[Given task]
Extract, word for word, each line from the line holding "Parse this screenshot: output" through the end of the records. Omit every picture.

[Task inputs]

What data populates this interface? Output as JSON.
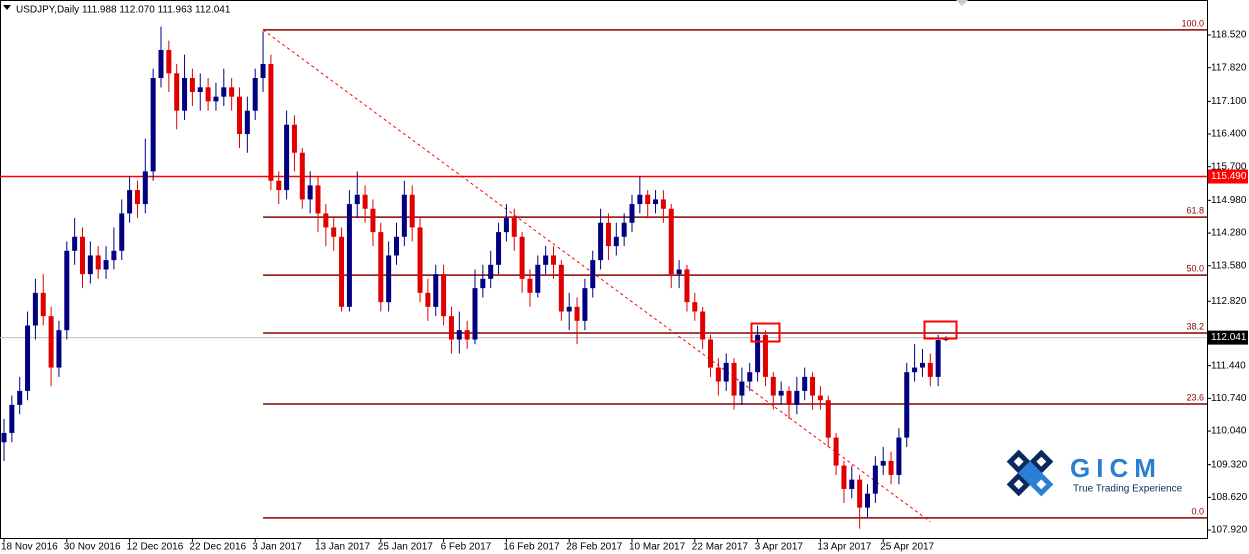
{
  "chart_data": {
    "type": "candlestick",
    "title": "USDJPY,Daily  111.988 112.070 111.963 112.041",
    "categories": [
      "18 Nov 2016",
      null,
      null,
      null,
      null,
      null,
      null,
      null,
      "30 Nov 2016",
      null,
      null,
      null,
      null,
      null,
      null,
      null,
      "12 Dec 2016",
      null,
      null,
      null,
      null,
      null,
      null,
      null,
      "22 Dec 2016",
      null,
      null,
      null,
      null,
      null,
      null,
      null,
      "3 Jan 2017",
      null,
      null,
      null,
      null,
      null,
      null,
      null,
      "13 Jan 2017",
      null,
      null,
      null,
      null,
      null,
      null,
      null,
      "25 Jan 2017",
      null,
      null,
      null,
      null,
      null,
      null,
      null,
      "6 Feb 2017",
      null,
      null,
      null,
      null,
      null,
      null,
      null,
      "16 Feb 2017",
      null,
      null,
      null,
      null,
      null,
      null,
      null,
      "28 Feb 2017",
      null,
      null,
      null,
      null,
      null,
      null,
      null,
      "10 Mar 2017",
      null,
      null,
      null,
      null,
      null,
      null,
      null,
      "22 Mar 2017",
      null,
      null,
      null,
      null,
      null,
      null,
      null,
      "3 Apr 2017",
      null,
      null,
      null,
      null,
      null,
      null,
      null,
      "13 Apr 2017",
      null,
      null,
      null,
      null,
      null,
      null,
      null,
      "25 Apr 2017",
      null,
      null,
      null,
      null,
      null,
      null,
      null,
      null
    ],
    "open": [
      109.8,
      110.0,
      110.6,
      110.9,
      112.3,
      113.0,
      112.5,
      111.4,
      112.2,
      113.9,
      114.2,
      113.4,
      113.8,
      113.5,
      113.7,
      113.9,
      114.7,
      115.2,
      114.9,
      115.6,
      117.6,
      118.2,
      117.7,
      116.9,
      117.6,
      117.3,
      117.4,
      117.1,
      117.2,
      117.4,
      117.2,
      116.4,
      116.9,
      117.6,
      117.9,
      115.4,
      115.2,
      116.6,
      116.0,
      115.0,
      115.3,
      114.7,
      114.4,
      114.2,
      112.7,
      114.9,
      115.1,
      114.8,
      114.3,
      112.8,
      113.8,
      114.2,
      115.1,
      114.4,
      113.0,
      112.7,
      113.4,
      112.5,
      112.0,
      112.2,
      112.0,
      113.1,
      113.3,
      113.6,
      114.3,
      114.6,
      114.2,
      113.3,
      113.0,
      113.6,
      113.8,
      113.6,
      112.6,
      112.7,
      112.4,
      113.1,
      113.7,
      114.5,
      114.0,
      114.2,
      114.5,
      114.9,
      115.1,
      114.9,
      115.0,
      114.8,
      113.4,
      113.5,
      112.8,
      112.6,
      112.0,
      111.4,
      111.1,
      111.5,
      110.8,
      111.1,
      111.3,
      112.1,
      111.2,
      110.8,
      110.9,
      110.6,
      110.9,
      111.2,
      110.8,
      110.7,
      109.9,
      109.3,
      108.8,
      109.0,
      108.4,
      108.7,
      109.3,
      109.4,
      109.1,
      109.9,
      111.3,
      111.4,
      111.5,
      111.2,
      111.988
    ],
    "high": [
      110.3,
      110.8,
      111.2,
      112.6,
      113.3,
      113.4,
      112.7,
      112.4,
      114.1,
      114.6,
      114.4,
      114.1,
      114.0,
      114.0,
      114.4,
      115.0,
      115.5,
      115.4,
      116.3,
      117.8,
      118.7,
      118.4,
      117.9,
      118.1,
      117.8,
      117.7,
      117.6,
      117.5,
      117.8,
      117.6,
      117.4,
      117.2,
      117.8,
      118.6,
      118.1,
      115.6,
      116.9,
      116.8,
      116.1,
      115.6,
      115.5,
      114.9,
      114.6,
      114.4,
      115.2,
      115.6,
      115.3,
      115.0,
      114.5,
      114.1,
      114.5,
      115.4,
      115.3,
      114.6,
      113.3,
      113.6,
      113.6,
      112.7,
      112.6,
      112.4,
      113.5,
      113.6,
      113.9,
      114.5,
      114.9,
      114.8,
      114.3,
      113.5,
      113.8,
      114.0,
      114.0,
      113.7,
      113.0,
      112.9,
      113.3,
      113.9,
      114.8,
      114.7,
      114.5,
      114.7,
      115.1,
      115.5,
      115.2,
      115.2,
      115.2,
      114.9,
      113.7,
      113.6,
      113.0,
      112.7,
      112.1,
      111.6,
      111.7,
      111.6,
      111.4,
      111.5,
      112.3,
      112.2,
      111.3,
      111.1,
      111.0,
      111.2,
      111.4,
      111.3,
      111.0,
      110.8,
      110.0,
      109.4,
      109.3,
      109.1,
      108.9,
      109.5,
      109.7,
      109.6,
      110.1,
      111.5,
      111.9,
      111.8,
      111.7,
      112.1,
      112.07
    ],
    "low": [
      109.4,
      109.8,
      110.4,
      110.7,
      112.0,
      112.3,
      111.0,
      111.2,
      112.0,
      113.6,
      113.1,
      113.2,
      113.3,
      113.3,
      113.5,
      113.7,
      114.5,
      114.6,
      114.7,
      115.4,
      117.4,
      117.3,
      116.5,
      116.7,
      117.0,
      116.9,
      116.9,
      116.9,
      117.0,
      116.9,
      116.1,
      116.0,
      116.7,
      117.3,
      115.2,
      114.9,
      115.0,
      115.6,
      114.8,
      114.7,
      114.3,
      114.0,
      113.9,
      112.6,
      112.6,
      114.6,
      114.5,
      114.0,
      112.6,
      112.6,
      113.6,
      114.0,
      114.1,
      112.8,
      112.4,
      112.5,
      112.3,
      111.7,
      111.7,
      111.8,
      111.9,
      112.9,
      113.1,
      113.4,
      114.1,
      113.9,
      113.0,
      112.7,
      112.9,
      113.4,
      113.3,
      112.4,
      112.2,
      111.9,
      112.2,
      112.9,
      113.5,
      113.7,
      113.8,
      114.0,
      114.3,
      114.7,
      114.6,
      114.7,
      114.5,
      113.1,
      113.1,
      112.6,
      112.4,
      111.8,
      111.2,
      110.8,
      110.9,
      110.5,
      110.6,
      110.9,
      111.1,
      111.0,
      110.5,
      110.6,
      110.3,
      110.4,
      110.7,
      110.5,
      110.5,
      109.7,
      109.1,
      108.5,
      108.6,
      107.95,
      108.2,
      108.5,
      109.1,
      108.9,
      108.9,
      109.7,
      111.1,
      111.2,
      111.0,
      111.0,
      111.963
    ],
    "close": [
      110.0,
      110.6,
      110.9,
      112.3,
      113.0,
      112.5,
      111.4,
      112.2,
      113.9,
      114.2,
      113.4,
      113.8,
      113.5,
      113.7,
      113.9,
      114.7,
      115.2,
      114.9,
      115.6,
      117.6,
      118.2,
      117.7,
      116.9,
      117.6,
      117.3,
      117.4,
      117.1,
      117.2,
      117.4,
      117.2,
      116.4,
      116.9,
      117.6,
      117.9,
      115.4,
      115.2,
      116.6,
      116.0,
      115.0,
      115.3,
      114.7,
      114.4,
      114.2,
      112.7,
      114.9,
      115.1,
      114.8,
      114.3,
      112.8,
      113.8,
      114.2,
      115.1,
      114.4,
      113.0,
      112.7,
      113.4,
      112.5,
      112.0,
      112.2,
      112.0,
      113.1,
      113.3,
      113.6,
      114.3,
      114.6,
      114.2,
      113.3,
      113.0,
      113.6,
      113.8,
      113.6,
      112.6,
      112.7,
      112.4,
      113.1,
      113.7,
      114.5,
      114.0,
      114.2,
      114.5,
      114.9,
      115.1,
      114.9,
      115.0,
      114.8,
      113.4,
      113.5,
      112.8,
      112.6,
      112.0,
      111.4,
      111.1,
      111.5,
      110.8,
      111.1,
      111.3,
      112.1,
      111.2,
      110.8,
      110.9,
      110.6,
      110.9,
      111.2,
      110.8,
      110.7,
      109.9,
      109.3,
      108.8,
      109.0,
      108.4,
      108.7,
      109.3,
      109.4,
      109.1,
      109.9,
      111.3,
      111.4,
      111.5,
      111.2,
      111.988,
      112.041
    ],
    "up_color": "#000080",
    "down_color": "#e00000",
    "ylim": [
      107.75,
      119.27
    ],
    "yticks": [
      {
        "value": 118.52,
        "label": "118.520"
      },
      {
        "value": 117.82,
        "label": "117.820"
      },
      {
        "value": 117.1,
        "label": "117.100"
      },
      {
        "value": 116.4,
        "label": "116.400"
      },
      {
        "value": 115.7,
        "label": "115.700"
      },
      {
        "value": 114.98,
        "label": "114.980"
      },
      {
        "value": 114.28,
        "label": "114.280"
      },
      {
        "value": 113.58,
        "label": "113.580"
      },
      {
        "value": 112.82,
        "label": "112.820"
      },
      {
        "value": 111.44,
        "label": "111.440"
      },
      {
        "value": 110.74,
        "label": "110.740"
      },
      {
        "value": 110.04,
        "label": "110.040"
      },
      {
        "value": 109.32,
        "label": "109.320"
      },
      {
        "value": 108.62,
        "label": "108.620"
      },
      {
        "value": 107.92,
        "label": "107.920"
      }
    ],
    "fib_color": "#8b0000",
    "fib_levels": [
      {
        "label": "100.0",
        "value": 118.63
      },
      {
        "label": "61.8",
        "value": 114.62
      },
      {
        "label": "50.0",
        "value": 113.38
      },
      {
        "label": "38.2",
        "value": 112.14
      },
      {
        "label": "23.6",
        "value": 110.62
      },
      {
        "label": "0.0",
        "value": 108.18
      }
    ],
    "trendline": {
      "x": [
        33,
        118
      ],
      "values": [
        118.63,
        108.1
      ],
      "color": "#ff0000"
    },
    "hlines": [
      {
        "value": 115.49,
        "label": "115.490",
        "color": "#ff0000",
        "tag_color": "#ff0000"
      },
      {
        "value": 112.041,
        "label": "112.041",
        "color": "#c0c0c0",
        "tag_color": "#000000"
      }
    ]
  },
  "logo": {
    "name": "GICM",
    "tagline": "True Trading Experience"
  }
}
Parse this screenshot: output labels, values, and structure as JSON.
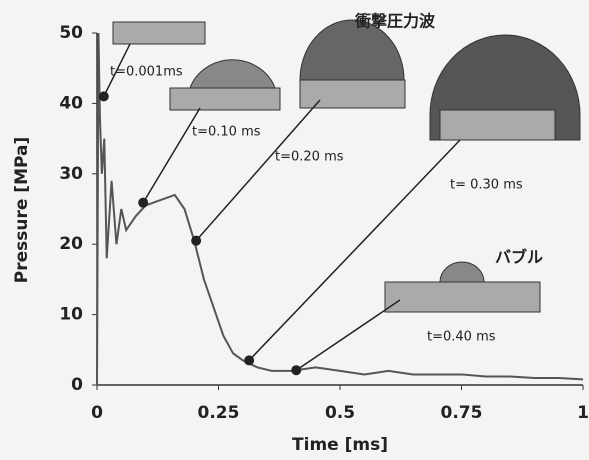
{
  "chart_data": {
    "type": "line",
    "title": "衝撃圧力波",
    "x_label": "Time [ms]",
    "y_label": "Pressure [MPa]",
    "x": [
      0,
      0.003,
      0.006,
      0.01,
      0.015,
      0.02,
      0.03,
      0.04,
      0.05,
      0.06,
      0.08,
      0.1,
      0.12,
      0.14,
      0.16,
      0.18,
      0.2,
      0.22,
      0.24,
      0.26,
      0.28,
      0.3,
      0.33,
      0.36,
      0.4,
      0.45,
      0.5,
      0.55,
      0.6,
      0.65,
      0.7,
      0.75,
      0.8,
      0.85,
      0.9,
      0.95,
      1
    ],
    "series": [
      {
        "color": "#555555",
        "values": [
          0,
          50,
          38,
          30,
          35,
          18,
          29,
          20,
          25,
          22,
          24,
          25.5,
          26,
          26.5,
          27,
          25,
          20.5,
          15,
          11,
          7,
          4.5,
          3.5,
          2.5,
          2,
          2,
          2.5,
          2,
          1.5,
          2,
          1.5,
          1.5,
          1.5,
          1.2,
          1.2,
          1,
          1,
          0.8
        ]
      }
    ],
    "xlim": [
      0,
      1
    ],
    "xticks": [
      0,
      0.25,
      0.5,
      0.75,
      1
    ],
    "ylim": [
      0,
      50
    ],
    "yticks": [
      0,
      10,
      20,
      30,
      40,
      50
    ],
    "annotations": [
      {
        "label": "t=0.001ms",
        "x": 0.014,
        "y": 41
      },
      {
        "label": "t=0.10 ms",
        "x": 0.095,
        "y": 25.9
      },
      {
        "label": "t=0.20 ms",
        "x": 0.204,
        "y": 20.5
      },
      {
        "label": "t= 0.30 ms",
        "x": 0.313,
        "y": 3.5
      },
      {
        "label": "t=0.40 ms",
        "x": 0.41,
        "y": 2.1
      }
    ],
    "bubble_label": "バブル"
  }
}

[Written solution]
Parse this screenshot: output labels, values, and structure as JSON.
{
  "chart_data": {
    "type": "line",
    "title": "衝撃圧力波",
    "x_label": "Time [ms]",
    "y_label": "Pressure [MPa]",
    "x": [
      0,
      0.003,
      0.006,
      0.01,
      0.015,
      0.02,
      0.03,
      0.04,
      0.05,
      0.06,
      0.08,
      0.1,
      0.12,
      0.14,
      0.16,
      0.18,
      0.2,
      0.22,
      0.24,
      0.26,
      0.28,
      0.3,
      0.33,
      0.36,
      0.4,
      0.45,
      0.5,
      0.55,
      0.6,
      0.65,
      0.7,
      0.75,
      0.8,
      0.85,
      0.9,
      0.95,
      1
    ],
    "series": [
      {
        "color": "#555555",
        "values": [
          0,
          50,
          38,
          30,
          35,
          18,
          29,
          20,
          25,
          22,
          24,
          25.5,
          26,
          26.5,
          27,
          25,
          20.5,
          15,
          11,
          7,
          4.5,
          3.5,
          2.5,
          2,
          2,
          2.5,
          2,
          1.5,
          2,
          1.5,
          1.5,
          1.5,
          1.2,
          1.2,
          1,
          1,
          0.8
        ]
      }
    ],
    "xlim": [
      0,
      1
    ],
    "xticks": [
      0,
      0.25,
      0.5,
      0.75,
      1
    ],
    "ylim": [
      0,
      50
    ],
    "yticks": [
      0,
      10,
      20,
      30,
      40,
      50
    ],
    "annotations": [
      {
        "label": "t=0.001ms",
        "x": 0.014,
        "y": 41
      },
      {
        "label": "t=0.10 ms",
        "x": 0.095,
        "y": 25.9
      },
      {
        "label": "t=0.20 ms",
        "x": 0.204,
        "y": 20.5
      },
      {
        "label": "t= 0.30 ms",
        "x": 0.313,
        "y": 3.5
      },
      {
        "label": "t=0.40 ms",
        "x": 0.41,
        "y": 2.1
      }
    ],
    "bubble_label": "バブル"
  }
}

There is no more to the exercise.